■ Work to do
Pictures are not part of the copy; repeat everything else in the records exactly.

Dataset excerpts
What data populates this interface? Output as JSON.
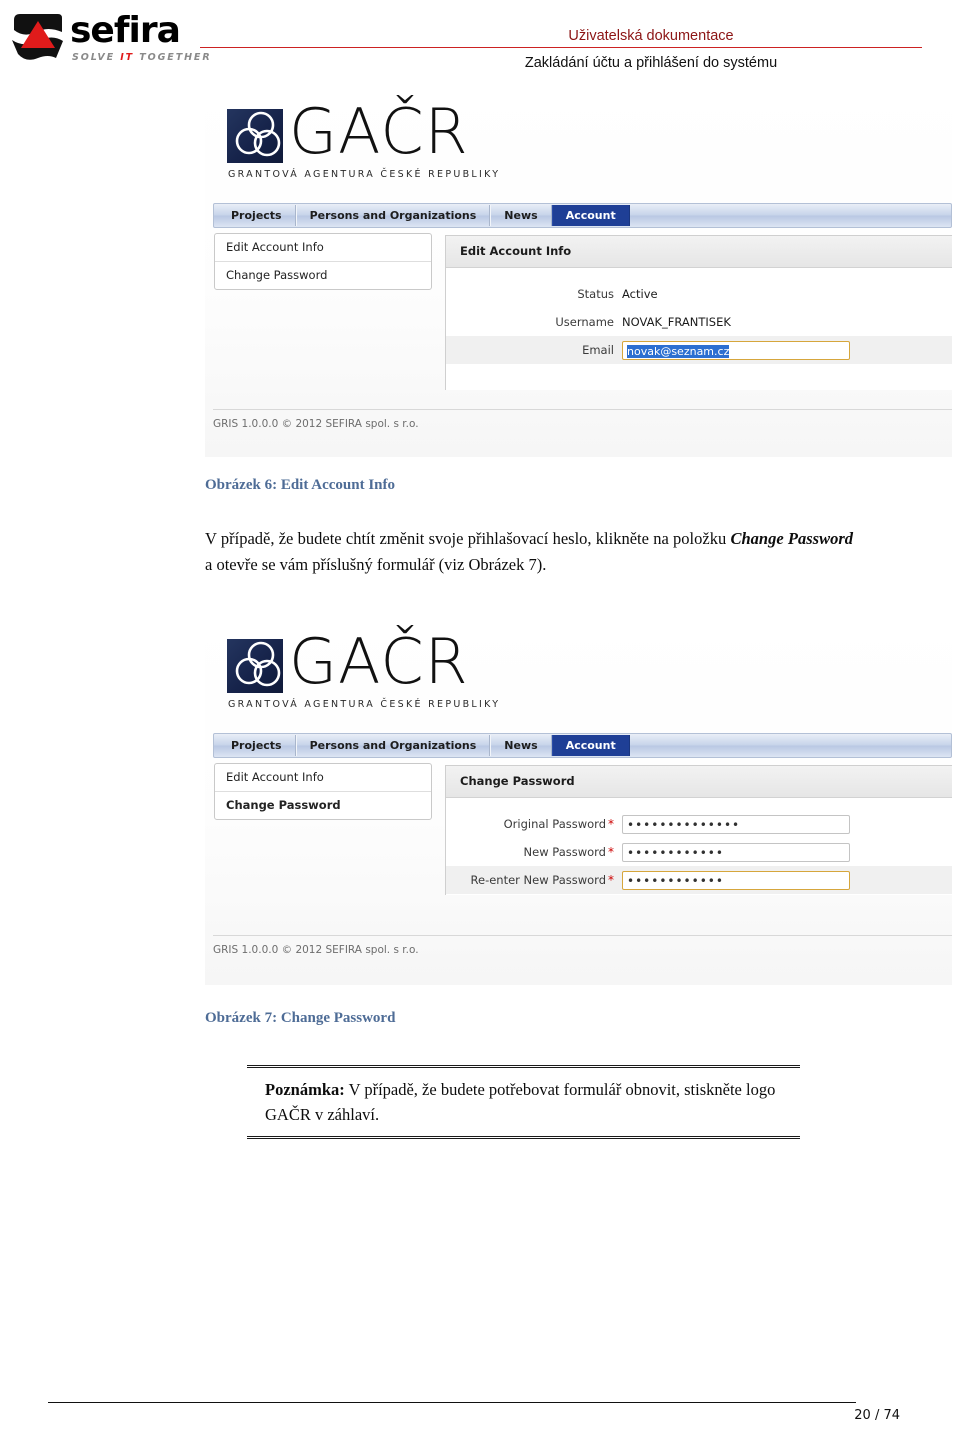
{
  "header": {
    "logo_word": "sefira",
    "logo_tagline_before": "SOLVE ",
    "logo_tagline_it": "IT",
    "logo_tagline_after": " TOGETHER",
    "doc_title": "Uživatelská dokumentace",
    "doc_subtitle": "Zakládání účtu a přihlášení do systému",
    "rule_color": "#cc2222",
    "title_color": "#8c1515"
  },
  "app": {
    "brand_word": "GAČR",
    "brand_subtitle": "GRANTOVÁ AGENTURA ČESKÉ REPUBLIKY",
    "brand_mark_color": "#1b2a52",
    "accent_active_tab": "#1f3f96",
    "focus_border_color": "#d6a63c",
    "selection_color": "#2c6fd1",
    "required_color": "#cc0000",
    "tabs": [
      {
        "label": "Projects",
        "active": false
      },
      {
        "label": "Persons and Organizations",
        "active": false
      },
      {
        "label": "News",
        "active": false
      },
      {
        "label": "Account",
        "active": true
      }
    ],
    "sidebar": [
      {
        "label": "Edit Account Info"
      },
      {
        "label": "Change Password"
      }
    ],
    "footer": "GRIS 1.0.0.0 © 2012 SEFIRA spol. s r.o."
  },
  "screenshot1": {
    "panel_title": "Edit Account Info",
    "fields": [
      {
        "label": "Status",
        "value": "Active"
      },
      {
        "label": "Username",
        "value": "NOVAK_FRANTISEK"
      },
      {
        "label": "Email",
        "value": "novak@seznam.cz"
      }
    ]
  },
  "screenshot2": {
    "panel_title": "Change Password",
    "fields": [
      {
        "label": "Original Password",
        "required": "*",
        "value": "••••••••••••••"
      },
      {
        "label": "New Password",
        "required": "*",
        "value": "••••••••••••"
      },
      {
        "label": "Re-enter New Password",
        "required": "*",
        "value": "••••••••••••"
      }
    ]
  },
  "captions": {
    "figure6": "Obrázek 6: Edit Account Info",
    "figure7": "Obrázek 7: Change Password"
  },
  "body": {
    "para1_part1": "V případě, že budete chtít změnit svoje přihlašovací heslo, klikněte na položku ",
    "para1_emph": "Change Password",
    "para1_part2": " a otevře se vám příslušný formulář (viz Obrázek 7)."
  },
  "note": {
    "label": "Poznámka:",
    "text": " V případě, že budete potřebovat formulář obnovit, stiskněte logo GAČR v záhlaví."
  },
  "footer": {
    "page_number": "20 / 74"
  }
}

■ Answer
What data populates this interface? Output as JSON.
{
  "header": {
    "logo_word": "sefira",
    "logo_tagline_before": "SOLVE ",
    "logo_tagline_it": "IT",
    "logo_tagline_after": " TOGETHER",
    "doc_title": "Uživatelská dokumentace",
    "doc_subtitle": "Zakládání účtu a přihlášení do systému",
    "rule_color": "#cc2222",
    "title_color": "#8c1515"
  },
  "app": {
    "brand_word": "GAČR",
    "brand_subtitle": "GRANTOVÁ AGENTURA ČESKÉ REPUBLIKY",
    "brand_mark_color": "#1b2a52",
    "accent_active_tab": "#1f3f96",
    "focus_border_color": "#d6a63c",
    "selection_color": "#2c6fd1",
    "required_color": "#cc0000",
    "tabs": [
      {
        "label": "Projects",
        "active": false
      },
      {
        "label": "Persons and Organizations",
        "active": false
      },
      {
        "label": "News",
        "active": false
      },
      {
        "label": "Account",
        "active": true
      }
    ],
    "sidebar": [
      {
        "label": "Edit Account Info"
      },
      {
        "label": "Change Password"
      }
    ],
    "footer": "GRIS 1.0.0.0 © 2012 SEFIRA spol. s r.o."
  },
  "screenshot1": {
    "panel_title": "Edit Account Info",
    "fields": [
      {
        "label": "Status",
        "value": "Active"
      },
      {
        "label": "Username",
        "value": "NOVAK_FRANTISEK"
      },
      {
        "label": "Email",
        "value": "novak@seznam.cz"
      }
    ]
  },
  "screenshot2": {
    "panel_title": "Change Password",
    "fields": [
      {
        "label": "Original Password",
        "required": "*",
        "value": "••••••••••••••"
      },
      {
        "label": "New Password",
        "required": "*",
        "value": "••••••••••••"
      },
      {
        "label": "Re-enter New Password",
        "required": "*",
        "value": "••••••••••••"
      }
    ]
  },
  "captions": {
    "figure6": "Obrázek 6: Edit Account Info",
    "figure7": "Obrázek 7: Change Password"
  },
  "body": {
    "para1_part1": "V případě, že budete chtít změnit svoje přihlašovací heslo, klikněte na položku ",
    "para1_emph": "Change Password",
    "para1_part2": " a otevře se vám příslušný formulář (viz Obrázek 7)."
  },
  "note": {
    "label": "Poznámka:",
    "text": " V případě, že budete potřebovat formulář obnovit, stiskněte logo GAČR v záhlaví."
  },
  "footer": {
    "page_number": "20 / 74"
  }
}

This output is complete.